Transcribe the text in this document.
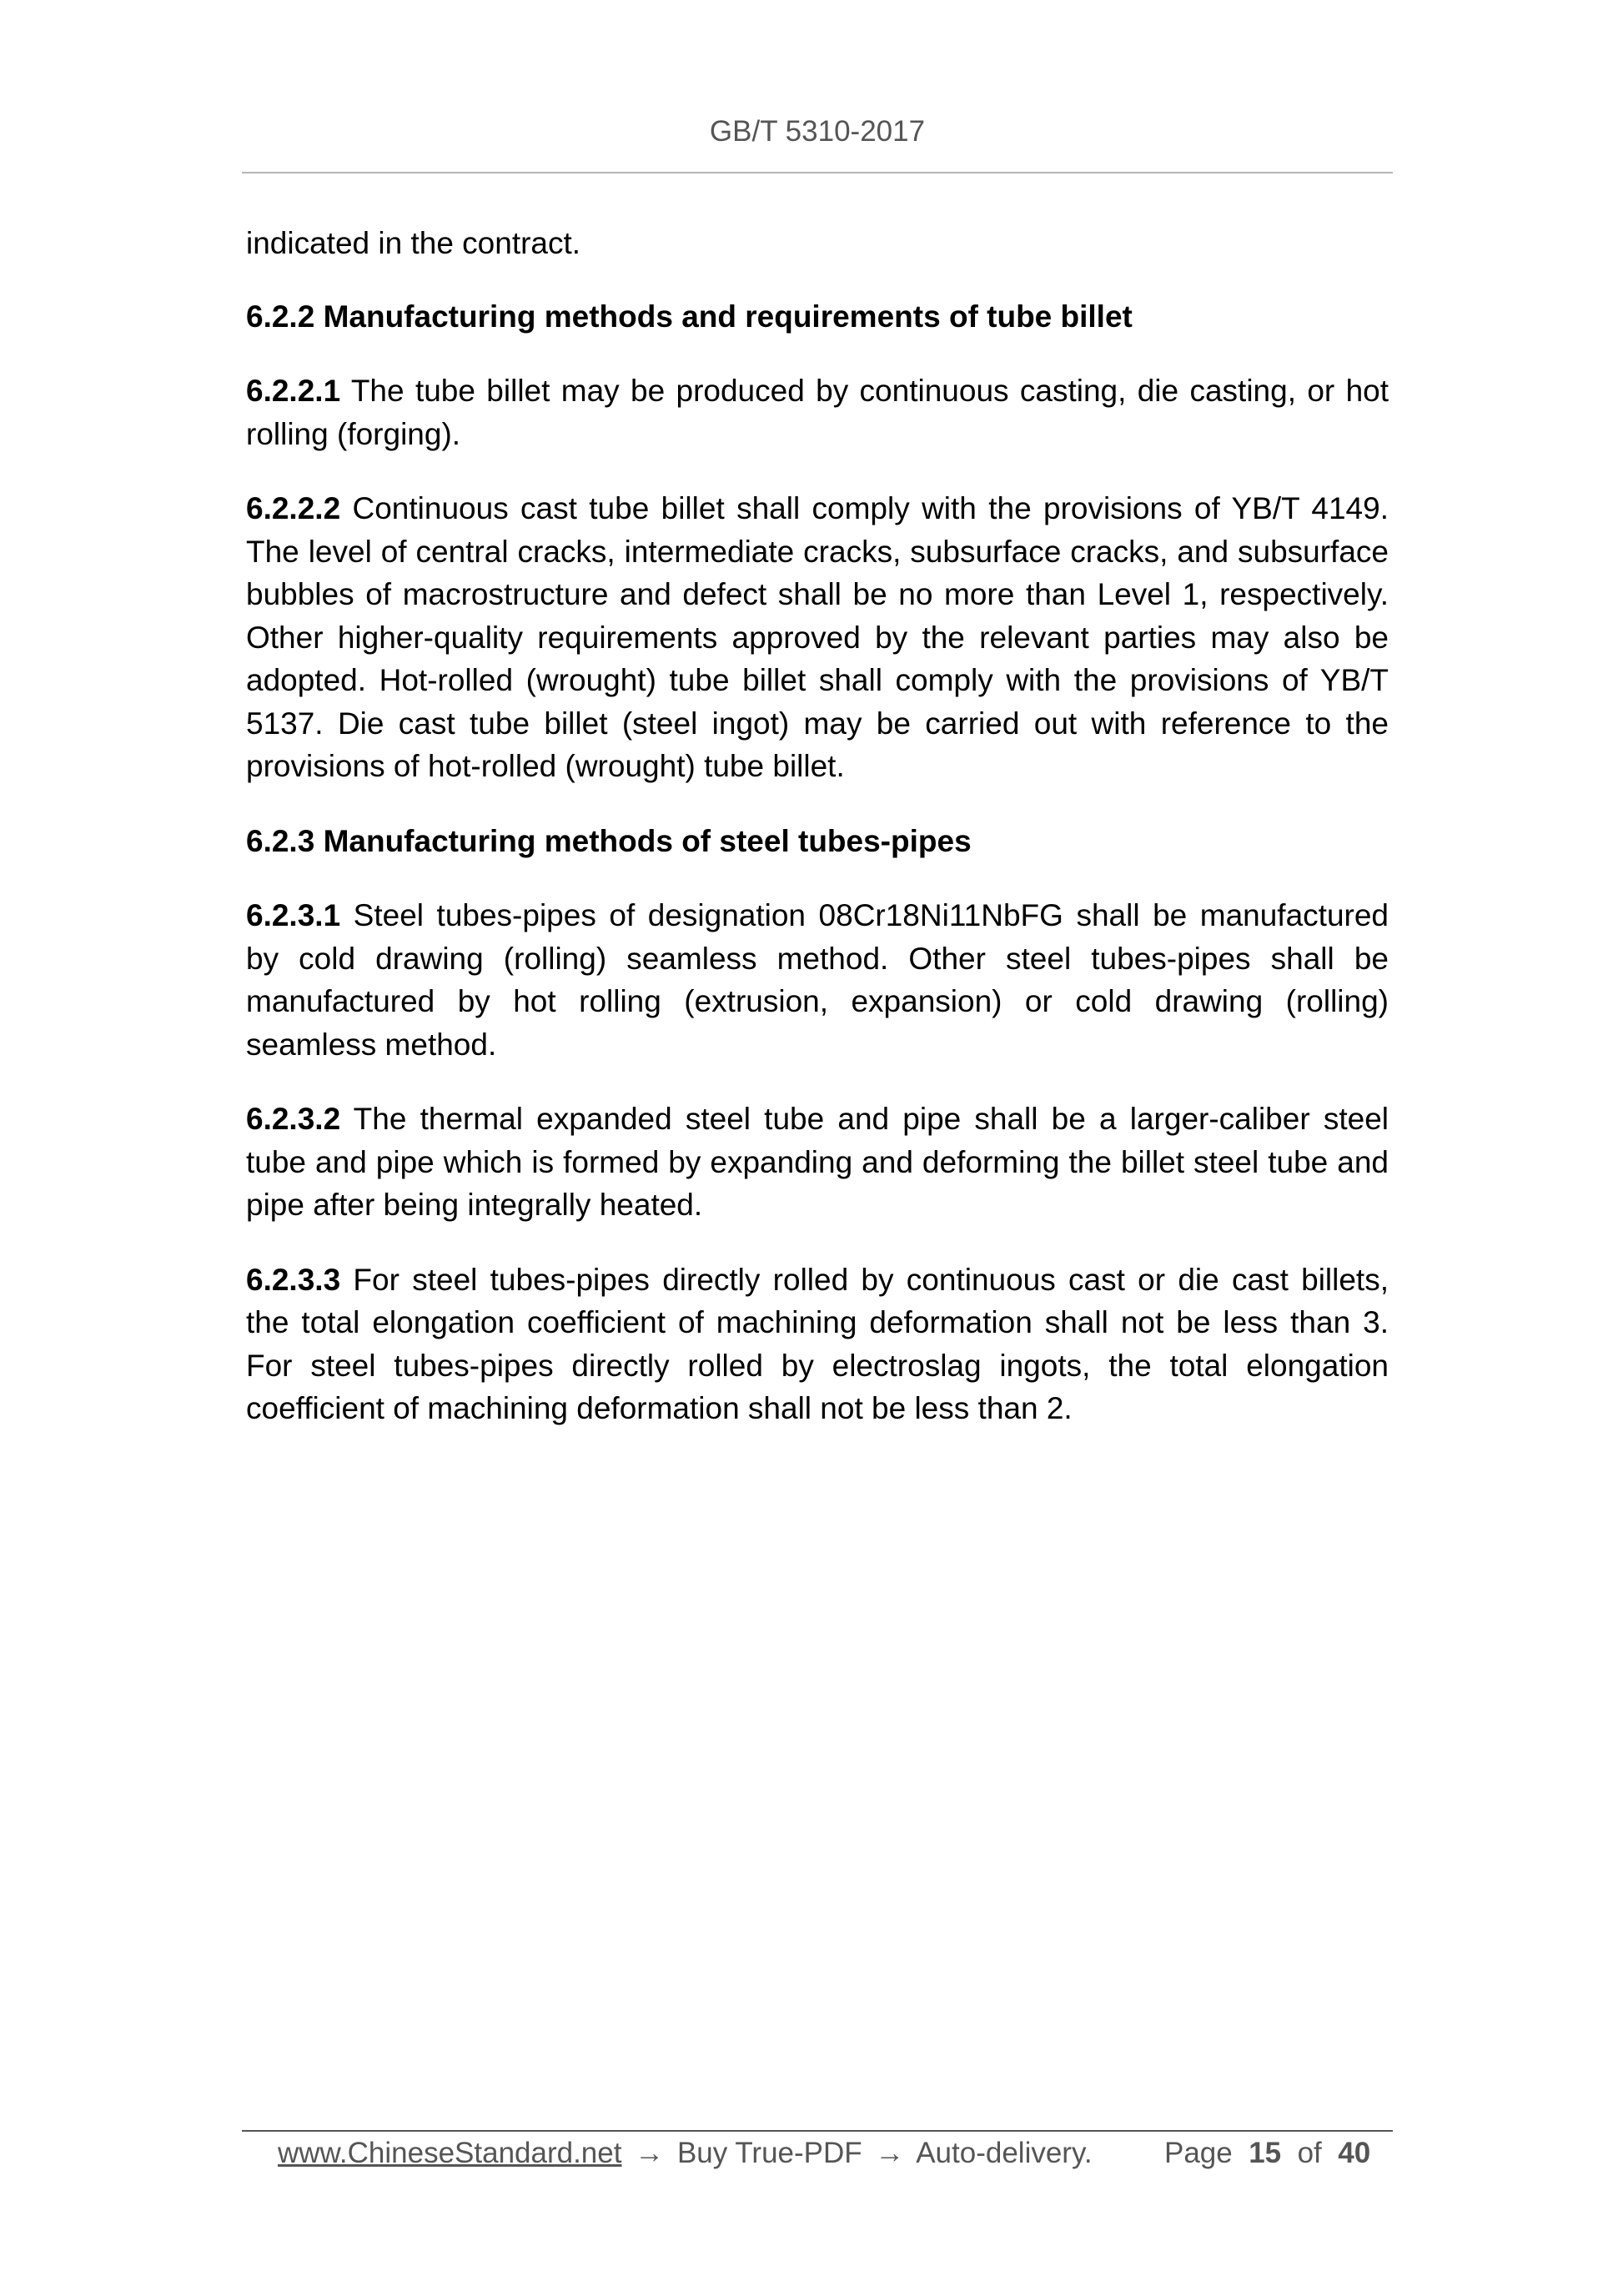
GB/T 5310-2017

indicated in the contract.

6.2.2 Manufacturing methods and requirements of tube billet

6.2.2.1 The tube billet may be produced by continuous casting, die casting, or hot rolling (forging).

6.2.2.2 Continuous cast tube billet shall comply with the provisions of YB/T 4149. The level of central cracks, intermediate cracks, subsurface cracks, and subsurface bubbles of macrostructure and defect shall be no more than Level 1, respectively. Other higher-quality requirements approved by the relevant parties may also be adopted. Hot-rolled (wrought) tube billet shall comply with the provisions of YB/T 5137. Die cast tube billet (steel ingot) may be carried out with reference to the provisions of hot-rolled (wrought) tube billet.

6.2.3 Manufacturing methods of steel tubes-pipes

6.2.3.1 Steel tubes-pipes of designation 08Cr18Ni11NbFG shall be manufactured by cold drawing (rolling) seamless method. Other steel tubes-pipes shall be manufactured by hot rolling (extrusion, expansion) or cold drawing (rolling) seamless method.

6.2.3.2 The thermal expanded steel tube and pipe shall be a larger-caliber steel tube and pipe which is formed by expanding and deforming the billet steel tube and pipe after being integrally heated.

6.2.3.3 For steel tubes-pipes directly rolled by continuous cast or die cast billets, the total elongation coefficient of machining deformation shall not be less than 3. For steel tubes-pipes directly rolled by electroslag ingots, the total elongation coefficient of machining deformation shall not be less than 2.

www.ChineseStandard.net → Buy True-PDF → Auto-delivery. Page 15 of 40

- Goal
All the lines above are to be reproduced exactly, except the pictures.

- Solution to this task
Transcribe the text in this document.
GB/T 5310-2017

indicated in the contract.

6.2.2 Manufacturing methods and requirements of tube billet

6.2.2.1 The tube billet may be produced by continuous casting, die casting, or hot rolling (forging).

6.2.2.2 Continuous cast tube billet shall comply with the provisions of YB/T 4149. The level of central cracks, intermediate cracks, subsurface cracks, and subsurface bubbles of macrostructure and defect shall be no more than Level 1, respectively. Other higher-quality requirements approved by the relevant parties may also be adopted. Hot-rolled (wrought) tube billet shall comply with the provisions of YB/T 5137. Die cast tube billet (steel ingot) may be carried out with reference to the provisions of hot-rolled (wrought) tube billet.

6.2.3 Manufacturing methods of steel tubes-pipes

6.2.3.1 Steel tubes-pipes of designation 08Cr18Ni11NbFG shall be manufactured by cold drawing (rolling) seamless method. Other steel tubes-pipes shall be manufactured by hot rolling (extrusion, expansion) or cold drawing (rolling) seamless method.

6.2.3.2 The thermal expanded steel tube and pipe shall be a larger-caliber steel tube and pipe which is formed by expanding and deforming the billet steel tube and pipe after being integrally heated.

6.2.3.3 For steel tubes-pipes directly rolled by continuous cast or die cast billets, the total elongation coefficient of machining deformation shall not be less than 3. For steel tubes-pipes directly rolled by electroslag ingots, the total elongation coefficient of machining deformation shall not be less than 2.

www.ChineseStandard.net → Buy True-PDF → Auto-delivery. Page 15 of 40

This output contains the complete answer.